GIVEN DATA:
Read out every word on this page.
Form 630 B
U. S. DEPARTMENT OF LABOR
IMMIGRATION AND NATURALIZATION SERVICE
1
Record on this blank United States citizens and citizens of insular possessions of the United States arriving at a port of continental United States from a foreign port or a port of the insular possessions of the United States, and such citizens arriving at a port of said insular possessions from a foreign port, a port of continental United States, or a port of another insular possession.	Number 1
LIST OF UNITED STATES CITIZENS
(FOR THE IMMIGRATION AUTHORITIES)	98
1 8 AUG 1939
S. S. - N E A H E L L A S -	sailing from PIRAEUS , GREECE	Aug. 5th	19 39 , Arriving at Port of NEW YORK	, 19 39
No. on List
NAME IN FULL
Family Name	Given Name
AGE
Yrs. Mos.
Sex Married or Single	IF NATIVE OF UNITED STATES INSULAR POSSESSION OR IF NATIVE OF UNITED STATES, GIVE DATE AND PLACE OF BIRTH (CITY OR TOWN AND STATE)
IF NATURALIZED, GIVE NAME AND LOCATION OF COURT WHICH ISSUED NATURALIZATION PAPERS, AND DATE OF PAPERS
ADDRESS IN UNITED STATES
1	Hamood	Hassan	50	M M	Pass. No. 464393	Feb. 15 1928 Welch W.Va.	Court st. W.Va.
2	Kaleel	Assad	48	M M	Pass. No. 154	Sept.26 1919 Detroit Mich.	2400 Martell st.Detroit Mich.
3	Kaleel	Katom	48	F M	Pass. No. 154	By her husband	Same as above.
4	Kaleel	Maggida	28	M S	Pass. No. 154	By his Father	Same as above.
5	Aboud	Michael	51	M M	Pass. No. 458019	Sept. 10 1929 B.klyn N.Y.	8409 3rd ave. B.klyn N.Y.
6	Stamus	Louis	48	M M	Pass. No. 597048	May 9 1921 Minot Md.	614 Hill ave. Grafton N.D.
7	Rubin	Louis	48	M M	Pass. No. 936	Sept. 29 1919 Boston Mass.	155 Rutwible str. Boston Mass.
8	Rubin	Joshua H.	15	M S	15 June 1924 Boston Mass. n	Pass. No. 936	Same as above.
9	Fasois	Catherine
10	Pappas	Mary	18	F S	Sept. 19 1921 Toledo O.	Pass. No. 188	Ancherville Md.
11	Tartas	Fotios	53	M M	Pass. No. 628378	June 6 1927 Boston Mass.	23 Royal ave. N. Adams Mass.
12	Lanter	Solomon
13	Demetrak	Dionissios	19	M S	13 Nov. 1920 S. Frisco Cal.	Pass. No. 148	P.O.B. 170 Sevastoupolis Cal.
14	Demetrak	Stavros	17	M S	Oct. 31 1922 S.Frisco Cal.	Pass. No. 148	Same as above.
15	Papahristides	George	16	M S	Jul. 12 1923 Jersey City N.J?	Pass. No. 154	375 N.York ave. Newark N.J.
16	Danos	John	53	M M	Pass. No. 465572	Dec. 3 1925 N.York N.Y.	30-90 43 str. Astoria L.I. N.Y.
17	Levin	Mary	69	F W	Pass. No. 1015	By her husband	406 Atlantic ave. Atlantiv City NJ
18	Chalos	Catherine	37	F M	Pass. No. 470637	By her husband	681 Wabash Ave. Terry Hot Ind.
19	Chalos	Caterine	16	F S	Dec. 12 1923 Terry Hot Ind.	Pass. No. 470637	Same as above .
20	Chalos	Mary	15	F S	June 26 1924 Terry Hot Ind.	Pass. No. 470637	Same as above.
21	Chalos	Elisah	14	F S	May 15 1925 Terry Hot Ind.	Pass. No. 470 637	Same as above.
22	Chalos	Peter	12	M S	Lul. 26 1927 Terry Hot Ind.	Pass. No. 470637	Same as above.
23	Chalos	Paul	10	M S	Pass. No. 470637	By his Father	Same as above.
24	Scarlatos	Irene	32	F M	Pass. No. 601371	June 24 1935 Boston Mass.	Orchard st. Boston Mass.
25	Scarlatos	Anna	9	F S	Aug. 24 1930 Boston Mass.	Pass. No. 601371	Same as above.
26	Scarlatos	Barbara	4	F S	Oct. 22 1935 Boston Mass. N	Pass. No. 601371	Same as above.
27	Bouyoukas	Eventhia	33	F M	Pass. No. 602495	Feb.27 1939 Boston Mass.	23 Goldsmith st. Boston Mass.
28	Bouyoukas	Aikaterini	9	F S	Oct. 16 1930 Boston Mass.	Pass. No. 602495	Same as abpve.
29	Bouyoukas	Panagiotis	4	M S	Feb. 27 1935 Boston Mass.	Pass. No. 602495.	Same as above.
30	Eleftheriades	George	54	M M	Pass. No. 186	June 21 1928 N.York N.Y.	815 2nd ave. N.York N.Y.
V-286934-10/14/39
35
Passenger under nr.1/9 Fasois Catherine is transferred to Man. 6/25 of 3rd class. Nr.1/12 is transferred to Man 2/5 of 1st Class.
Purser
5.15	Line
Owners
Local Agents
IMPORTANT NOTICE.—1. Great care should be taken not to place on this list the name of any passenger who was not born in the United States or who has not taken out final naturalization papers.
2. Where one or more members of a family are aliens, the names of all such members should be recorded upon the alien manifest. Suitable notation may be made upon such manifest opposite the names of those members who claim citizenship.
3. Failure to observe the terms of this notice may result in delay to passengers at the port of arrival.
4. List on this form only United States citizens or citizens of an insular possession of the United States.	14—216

JOB: All of the lines above need to be given again exactly.

EXERCISE RESULT:
Read out every word on this page.
Form 630 B
U. S. DEPARTMENT OF LABOR
IMMIGRATION AND NATURALIZATION SERVICE
1
Record on this blank United States citizens and citizens of insular possessions of the United States arriving at a port of continental United States from a foreign port or a port of the insular possessions of the United States, and such citizens arriving at a port of said insular possessions from a foreign port, a port of continental United States, or a port of another insular possession.	Number 1
LIST OF UNITED STATES CITIZENS
(FOR THE IMMIGRATION AUTHORITIES)	98
1 8 AUG 1939
S. S. - N E A H E L L A S -	sailing from PIRAEUS , GREECE	Aug. 5th	19 39 , Arriving at Port of NEW YORK	, 19 39
No. on List
NAME IN FULL
Family Name	Given Name
AGE
Yrs. Mos.
Sex Married or Single	IF NATIVE OF UNITED STATES INSULAR POSSESSION OR IF NATIVE OF UNITED STATES, GIVE DATE AND PLACE OF BIRTH (CITY OR TOWN AND STATE)
IF NATURALIZED, GIVE NAME AND LOCATION OF COURT WHICH ISSUED NATURALIZATION PAPERS, AND DATE OF PAPERS
ADDRESS IN UNITED STATES
1	Hamood	Hassan	50	M M	Pass. No. 464393	Feb. 15 1928 Welch W.Va.	Court st. W.Va.
2	Kaleel	Assad	48	M M	Pass. No. 154	Sept.26 1919 Detroit Mich.	2400 Martell st.Detroit Mich.
3	Kaleel	Katom	48	F M	Pass. No. 154	By her husband	Same as above.
4	Kaleel	Maggida	28	M S	Pass. No. 154	By his Father	Same as above.
5	Aboud	Michael	51	M M	Pass. No. 458019	Sept. 10 1929 B.klyn N.Y.	8409 3rd ave. B.klyn N.Y.
6	Stamus	Louis	48	M M	Pass. No. 597048	May 9 1921 Minot Md.	614 Hill ave. Grafton N.D.
7	Rubin	Louis	48	M M	Pass. No. 936	Sept. 29 1919 Boston Mass.	155 Rutwible str. Boston Mass.
8	Rubin	Joshua H.	15	M S	15 June 1924 Boston Mass. n	Pass. No. 936	Same as above.
9	Fasois	Catherine
10	Pappas	Mary	18	F S	Sept. 19 1921 Toledo O.	Pass. No. 188	Ancherville Md.
11	Tartas	Fotios	53	M M	Pass. No. 628378	June 6 1927 Boston Mass.	23 Royal ave. N. Adams Mass.
12	Lanter	Solomon
13	Demetrak	Dionissios	19	M S	13 Nov. 1920 S. Frisco Cal.	Pass. No. 148	P.O.B. 170 Sevastoupolis Cal.
14	Demetrak	Stavros	17	M S	Oct. 31 1922 S.Frisco Cal.	Pass. No. 148	Same as above.
15	Papahristides	George	16	M S	Jul. 12 1923 Jersey City N.J?	Pass. No. 154	375 N.York ave. Newark N.J.
16	Danos	John	53	M M	Pass. No. 465572	Dec. 3 1925 N.York N.Y.	30-90 43 str. Astoria L.I. N.Y.
17	Levin	Mary	69	F W	Pass. No. 1015	By her husband	406 Atlantic ave. Atlantiv City NJ
18	Chalos	Catherine	37	F M	Pass. No. 470637	By her husband	681 Wabash Ave. Terry Hot Ind.
19	Chalos	Caterine	16	F S	Dec. 12 1923 Terry Hot Ind.	Pass. No. 470637	Same as above .
20	Chalos	Mary	15	F S	June 26 1924 Terry Hot Ind.	Pass. No. 470637	Same as above.
21	Chalos	Elisah	14	F S	May 15 1925 Terry Hot Ind.	Pass. No. 470 637	Same as above.
22	Chalos	Peter	12	M S	Lul. 26 1927 Terry Hot Ind.	Pass. No. 470637	Same as above.
23	Chalos	Paul	10	M S	Pass. No. 470637	By his Father	Same as above.
24	Scarlatos	Irene	32	F M	Pass. No. 601371	June 24 1935 Boston Mass.	Orchard st. Boston Mass.
25	Scarlatos	Anna	9	F S	Aug. 24 1930 Boston Mass.	Pass. No. 601371	Same as above.
26	Scarlatos	Barbara	4	F S	Oct. 22 1935 Boston Mass. N	Pass. No. 601371	Same as above.
27	Bouyoukas	Eventhia	33	F M	Pass. No. 602495	Feb.27 1939 Boston Mass.	23 Goldsmith st. Boston Mass.
28	Bouyoukas	Aikaterini	9	F S	Oct. 16 1930 Boston Mass.	Pass. No. 602495	Same as abpve.
29	Bouyoukas	Panagiotis	4	M S	Feb. 27 1935 Boston Mass.	Pass. No. 602495.	Same as above.
30	Eleftheriades	George	54	M M	Pass. No. 186	June 21 1928 N.York N.Y.	815 2nd ave. N.York N.Y.
V-286934-10/14/39
35
Passenger under nr.1/9 Fasois Catherine is transferred to Man. 6/25 of 3rd class. Nr.1/12 is transferred to Man 2/5 of 1st Class.
Purser
5.15	Line
Owners
Local Agents
IMPORTANT NOTICE.—1. Great care should be taken not to place on this list the name of any passenger who was not born in the United States or who has not taken out final naturalization papers.
2. Where one or more members of a family are aliens, the names of all such members should be recorded upon the alien manifest. Suitable notation may be made upon such manifest opposite the names of those members who claim citizenship.
3. Failure to observe the terms of this notice may result in delay to passengers at the port of arrival.
4. List on this form only United States citizens or citizens of an insular possession of the United States.	14—216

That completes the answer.